**STATED EXERCISE:** Which lines hold the word "name"? Copy each of them.

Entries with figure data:
** start **
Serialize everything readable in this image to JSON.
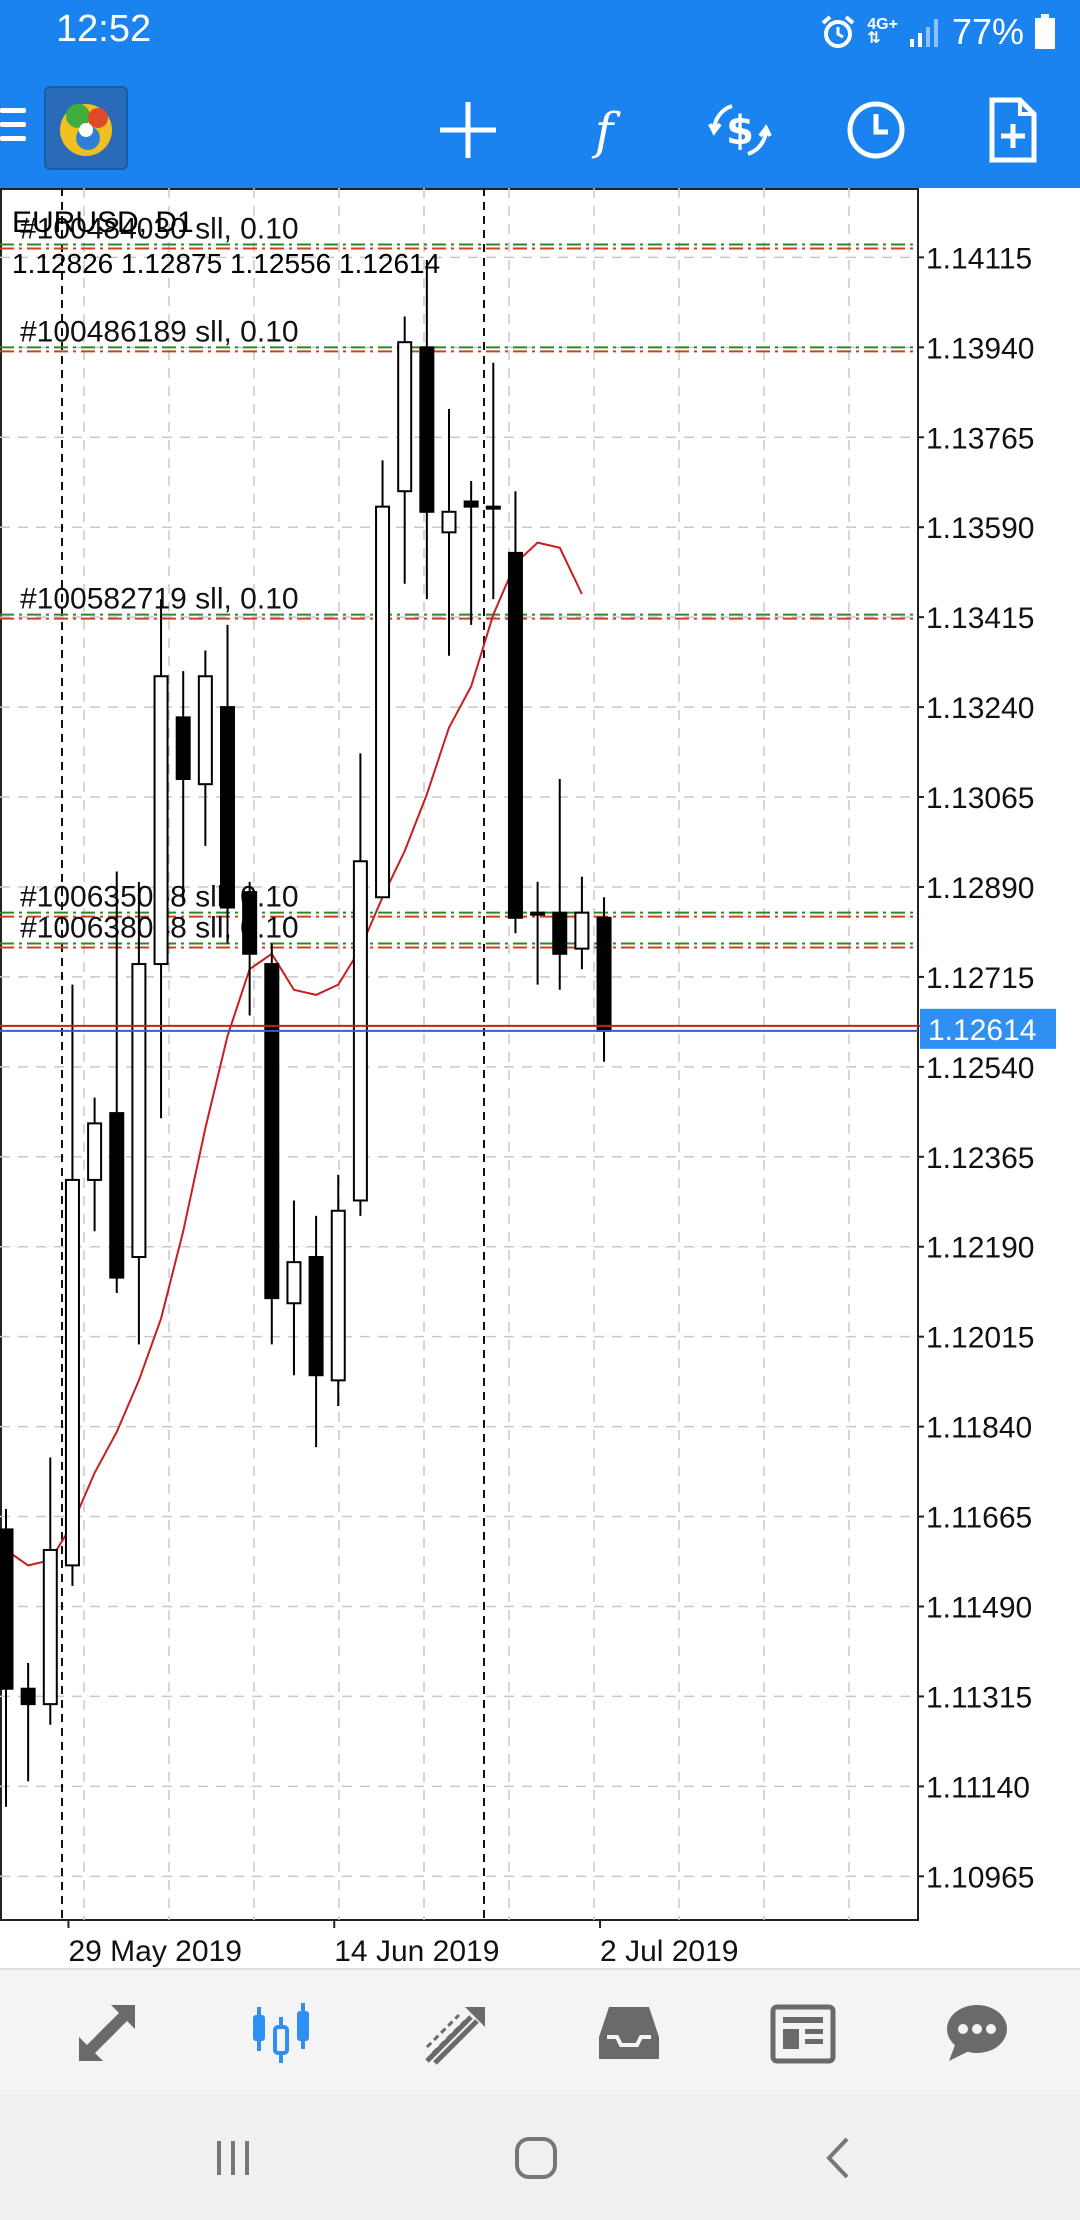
{
  "status_bar": {
    "time": "12:52",
    "network": "4G+",
    "battery": "77%",
    "icons": [
      "alarm-icon",
      "signal-icon",
      "battery-icon"
    ]
  },
  "toolbar": {
    "app": "MetaTrader 4",
    "icons": [
      "menu-icon",
      "crosshair-icon",
      "indicators-f-icon",
      "trade-dollar-icon",
      "timeframe-clock-icon",
      "new-order-icon"
    ]
  },
  "chart": {
    "symbol": "EURUSD, D1",
    "ohlc": "1.12826 1.12875 1.12556 1.12614",
    "current_price": "1.12614",
    "colors": {
      "grid": "#c8c8c8",
      "ma_line": "#c81e1e",
      "bid_line": "#c81e1e",
      "ask_line": "#3c5ad2",
      "price_tag": "#2f8ff2",
      "sl_line": "#d04020",
      "tp_line": "#2a8a2a"
    }
  },
  "chart_data": {
    "type": "candlestick",
    "ylim": [
      1.1088,
      1.1425
    ],
    "y_ticks": [
      "1.14115",
      "1.13940",
      "1.13765",
      "1.13590",
      "1.13415",
      "1.13240",
      "1.13065",
      "1.12890",
      "1.12715",
      "1.12540",
      "1.12365",
      "1.12190",
      "1.12015",
      "1.11840",
      "1.11665",
      "1.11490",
      "1.11315",
      "1.11140",
      "1.10965"
    ],
    "y_tick_values": [
      1.14115,
      1.1394,
      1.13765,
      1.1359,
      1.13415,
      1.1324,
      1.13065,
      1.1289,
      1.12715,
      1.1254,
      1.12365,
      1.1219,
      1.12015,
      1.1184,
      1.11665,
      1.1149,
      1.11315,
      1.1114,
      1.10965
    ],
    "x_labels": [
      {
        "label": "29 May 2019",
        "index": 3
      },
      {
        "label": "14 Jun 2019",
        "index": 15
      },
      {
        "label": "2 Jul 2019",
        "index": 27
      }
    ],
    "candles": [
      {
        "o": 1.1164,
        "h": 1.1168,
        "l": 1.111,
        "c": 1.1133
      },
      {
        "o": 1.1133,
        "h": 1.1138,
        "l": 1.1115,
        "c": 1.113
      },
      {
        "o": 1.113,
        "h": 1.1178,
        "l": 1.1126,
        "c": 1.116
      },
      {
        "o": 1.1157,
        "h": 1.127,
        "l": 1.1153,
        "c": 1.1232
      },
      {
        "o": 1.1232,
        "h": 1.1248,
        "l": 1.1222,
        "c": 1.1243
      },
      {
        "o": 1.1245,
        "h": 1.1292,
        "l": 1.121,
        "c": 1.1213
      },
      {
        "o": 1.1217,
        "h": 1.129,
        "l": 1.12,
        "c": 1.1274
      },
      {
        "o": 1.1274,
        "h": 1.1345,
        "l": 1.1244,
        "c": 1.133
      },
      {
        "o": 1.1322,
        "h": 1.1331,
        "l": 1.1286,
        "c": 1.131
      },
      {
        "o": 1.1309,
        "h": 1.1335,
        "l": 1.1297,
        "c": 1.133
      },
      {
        "o": 1.1324,
        "h": 1.134,
        "l": 1.1278,
        "c": 1.1285
      },
      {
        "o": 1.1288,
        "h": 1.129,
        "l": 1.1264,
        "c": 1.1276
      },
      {
        "o": 1.1274,
        "h": 1.1278,
        "l": 1.12,
        "c": 1.1209
      },
      {
        "o": 1.1208,
        "h": 1.1228,
        "l": 1.1194,
        "c": 1.1216
      },
      {
        "o": 1.1217,
        "h": 1.1225,
        "l": 1.118,
        "c": 1.1194
      },
      {
        "o": 1.1193,
        "h": 1.1233,
        "l": 1.1188,
        "c": 1.1226
      },
      {
        "o": 1.1228,
        "h": 1.1315,
        "l": 1.1225,
        "c": 1.1294
      },
      {
        "o": 1.1287,
        "h": 1.1372,
        "l": 1.1287,
        "c": 1.1363
      },
      {
        "o": 1.1366,
        "h": 1.14,
        "l": 1.1348,
        "c": 1.1395
      },
      {
        "o": 1.1394,
        "h": 1.1411,
        "l": 1.1345,
        "c": 1.1362
      },
      {
        "o": 1.1358,
        "h": 1.1382,
        "l": 1.1334,
        "c": 1.1362
      },
      {
        "o": 1.1364,
        "h": 1.1368,
        "l": 1.134,
        "c": 1.1363
      },
      {
        "o": 1.1363,
        "h": 1.1391,
        "l": 1.1345,
        "c": 1.1363
      },
      {
        "o": 1.1354,
        "h": 1.1366,
        "l": 1.128,
        "c": 1.1283
      },
      {
        "o": 1.1284,
        "h": 1.129,
        "l": 1.127,
        "c": 1.1284
      },
      {
        "o": 1.1284,
        "h": 1.131,
        "l": 1.1269,
        "c": 1.1276
      },
      {
        "o": 1.1277,
        "h": 1.1291,
        "l": 1.1273,
        "c": 1.1284
      },
      {
        "o": 1.1283,
        "h": 1.1287,
        "l": 1.1255,
        "c": 1.1261
      }
    ],
    "ma": [
      1.116,
      1.1157,
      1.1158,
      1.1165,
      1.1175,
      1.1183,
      1.1193,
      1.1205,
      1.1222,
      1.1242,
      1.126,
      1.1273,
      1.1276,
      1.1269,
      1.1268,
      1.127,
      1.1277,
      1.1287,
      1.1296,
      1.1307,
      1.132,
      1.1328,
      1.1342,
      1.1352,
      1.1356,
      1.1355,
      1.1346
    ],
    "order_lines": [
      {
        "label": "#100484030 sll, 0.10",
        "price": 1.1414
      },
      {
        "label": "#100486189 sll, 0.10",
        "price": 1.1394
      },
      {
        "label": "#100582719 sll, 0.10",
        "price": 1.1342
      },
      {
        "label": "#100635068 sll, 0.10",
        "price": 1.1284
      },
      {
        "label": "#100638048 sll, 0.10",
        "price": 1.1278
      }
    ]
  },
  "bottom_nav": {
    "items": [
      {
        "name": "quotes-icon",
        "active": false
      },
      {
        "name": "chart-icon",
        "active": true
      },
      {
        "name": "trade-icon",
        "active": false
      },
      {
        "name": "history-icon",
        "active": false
      },
      {
        "name": "news-icon",
        "active": false
      },
      {
        "name": "messages-icon",
        "active": false
      }
    ]
  },
  "system_nav": [
    "recent-apps-icon",
    "home-icon",
    "back-icon"
  ]
}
** end **
**TASK RESULT:**
        "name": "quotes-icon",
        "name": "chart-icon",
        "name": "trade-icon",
        "name": "history-icon",
        "name": "news-icon",
        "name": "messages-icon",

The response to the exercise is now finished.